From the entries below, copy every line holding the word "valeur".

#### MATERIAL TO PROCESS
## BEGIN

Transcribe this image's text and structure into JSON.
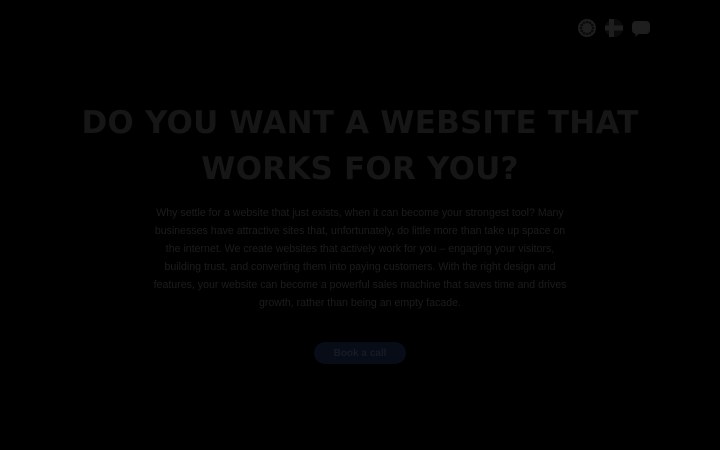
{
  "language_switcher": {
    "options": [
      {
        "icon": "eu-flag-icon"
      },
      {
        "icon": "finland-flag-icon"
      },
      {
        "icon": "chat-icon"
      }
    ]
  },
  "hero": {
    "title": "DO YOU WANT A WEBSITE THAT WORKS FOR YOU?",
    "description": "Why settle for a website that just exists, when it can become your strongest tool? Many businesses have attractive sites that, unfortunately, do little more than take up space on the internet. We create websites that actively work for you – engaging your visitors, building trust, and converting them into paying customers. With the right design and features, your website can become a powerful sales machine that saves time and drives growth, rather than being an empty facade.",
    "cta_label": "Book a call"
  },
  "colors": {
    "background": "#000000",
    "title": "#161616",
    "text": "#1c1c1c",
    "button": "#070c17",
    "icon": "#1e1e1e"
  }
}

## END
## BEGIN

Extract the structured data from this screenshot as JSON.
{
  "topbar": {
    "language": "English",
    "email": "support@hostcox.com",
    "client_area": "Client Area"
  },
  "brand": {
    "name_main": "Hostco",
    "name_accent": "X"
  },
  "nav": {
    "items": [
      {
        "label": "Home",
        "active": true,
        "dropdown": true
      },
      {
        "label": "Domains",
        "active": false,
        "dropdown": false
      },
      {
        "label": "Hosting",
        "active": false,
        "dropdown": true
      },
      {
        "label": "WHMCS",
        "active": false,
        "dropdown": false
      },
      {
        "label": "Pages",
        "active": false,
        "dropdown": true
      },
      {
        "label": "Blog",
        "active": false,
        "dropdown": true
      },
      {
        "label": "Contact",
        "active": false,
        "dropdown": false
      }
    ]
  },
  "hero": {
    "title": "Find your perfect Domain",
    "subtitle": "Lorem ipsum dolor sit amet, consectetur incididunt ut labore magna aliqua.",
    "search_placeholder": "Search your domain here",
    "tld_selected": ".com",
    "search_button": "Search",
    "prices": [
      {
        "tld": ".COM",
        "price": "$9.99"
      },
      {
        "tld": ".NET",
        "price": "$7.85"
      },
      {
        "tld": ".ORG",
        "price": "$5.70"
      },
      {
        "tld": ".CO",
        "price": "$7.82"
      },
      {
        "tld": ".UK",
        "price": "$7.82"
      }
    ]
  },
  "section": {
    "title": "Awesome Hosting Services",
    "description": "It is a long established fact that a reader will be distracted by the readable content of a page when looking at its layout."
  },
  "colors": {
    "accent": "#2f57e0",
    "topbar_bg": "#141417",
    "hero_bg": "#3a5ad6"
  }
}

## END
## BEGIN

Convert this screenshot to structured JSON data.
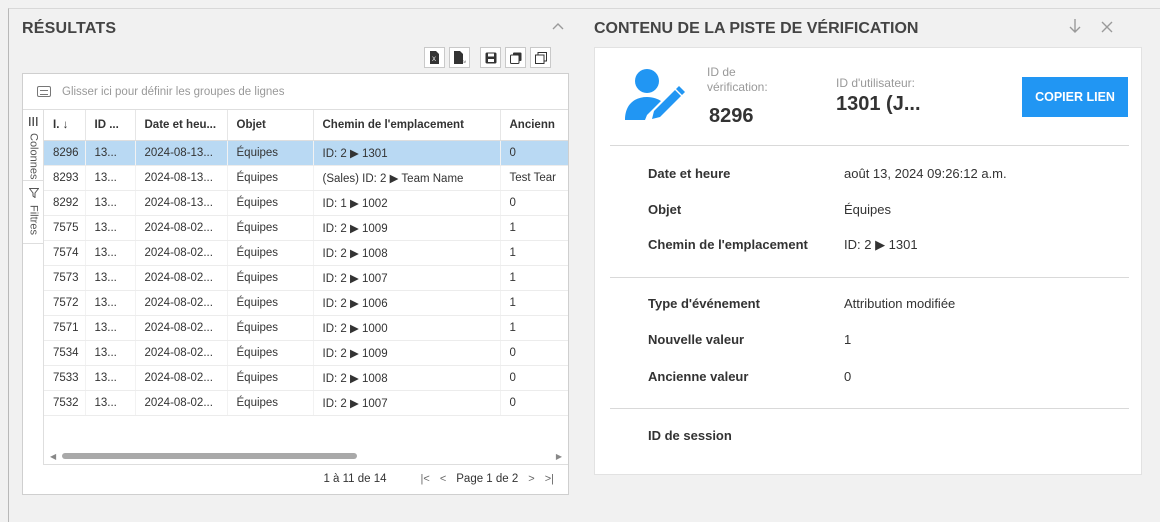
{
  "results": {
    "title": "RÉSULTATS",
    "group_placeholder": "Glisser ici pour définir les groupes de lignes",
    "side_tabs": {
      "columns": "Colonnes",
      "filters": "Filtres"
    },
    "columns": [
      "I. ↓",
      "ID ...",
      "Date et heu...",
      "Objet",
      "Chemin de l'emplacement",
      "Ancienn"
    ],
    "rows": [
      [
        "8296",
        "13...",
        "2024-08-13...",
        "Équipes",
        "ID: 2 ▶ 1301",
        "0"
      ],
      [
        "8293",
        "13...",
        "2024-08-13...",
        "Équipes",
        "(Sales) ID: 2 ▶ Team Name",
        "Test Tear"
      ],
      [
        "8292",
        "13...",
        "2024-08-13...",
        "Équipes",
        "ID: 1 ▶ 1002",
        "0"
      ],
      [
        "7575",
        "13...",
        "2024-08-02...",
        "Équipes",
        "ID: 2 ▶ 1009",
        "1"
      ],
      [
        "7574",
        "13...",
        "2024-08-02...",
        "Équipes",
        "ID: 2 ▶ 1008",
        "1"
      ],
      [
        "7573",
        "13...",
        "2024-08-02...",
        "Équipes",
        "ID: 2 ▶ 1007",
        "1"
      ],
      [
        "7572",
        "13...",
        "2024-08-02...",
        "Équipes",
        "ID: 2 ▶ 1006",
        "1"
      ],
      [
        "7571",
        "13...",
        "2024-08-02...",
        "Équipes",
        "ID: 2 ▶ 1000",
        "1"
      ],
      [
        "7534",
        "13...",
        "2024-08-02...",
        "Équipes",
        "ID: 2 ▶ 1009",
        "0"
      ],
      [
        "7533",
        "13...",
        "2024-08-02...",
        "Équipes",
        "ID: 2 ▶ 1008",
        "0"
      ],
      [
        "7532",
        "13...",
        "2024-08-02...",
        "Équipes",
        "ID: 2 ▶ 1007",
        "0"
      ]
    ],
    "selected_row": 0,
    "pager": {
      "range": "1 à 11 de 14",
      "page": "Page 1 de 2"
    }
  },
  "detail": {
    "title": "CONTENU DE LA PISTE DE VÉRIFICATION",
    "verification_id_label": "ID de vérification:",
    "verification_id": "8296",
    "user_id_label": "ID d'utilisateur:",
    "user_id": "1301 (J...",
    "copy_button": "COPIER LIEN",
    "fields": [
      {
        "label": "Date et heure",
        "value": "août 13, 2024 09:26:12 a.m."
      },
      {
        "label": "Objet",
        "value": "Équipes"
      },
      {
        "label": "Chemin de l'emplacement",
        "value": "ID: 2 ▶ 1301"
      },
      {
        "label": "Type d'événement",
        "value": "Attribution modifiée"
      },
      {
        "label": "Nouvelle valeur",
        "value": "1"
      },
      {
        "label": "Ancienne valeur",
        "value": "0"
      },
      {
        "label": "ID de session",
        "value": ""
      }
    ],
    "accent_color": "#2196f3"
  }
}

## END

#### ANSWER BELOW
        "label": "Nouvelle valeur",
        "label": "Ancienne valeur",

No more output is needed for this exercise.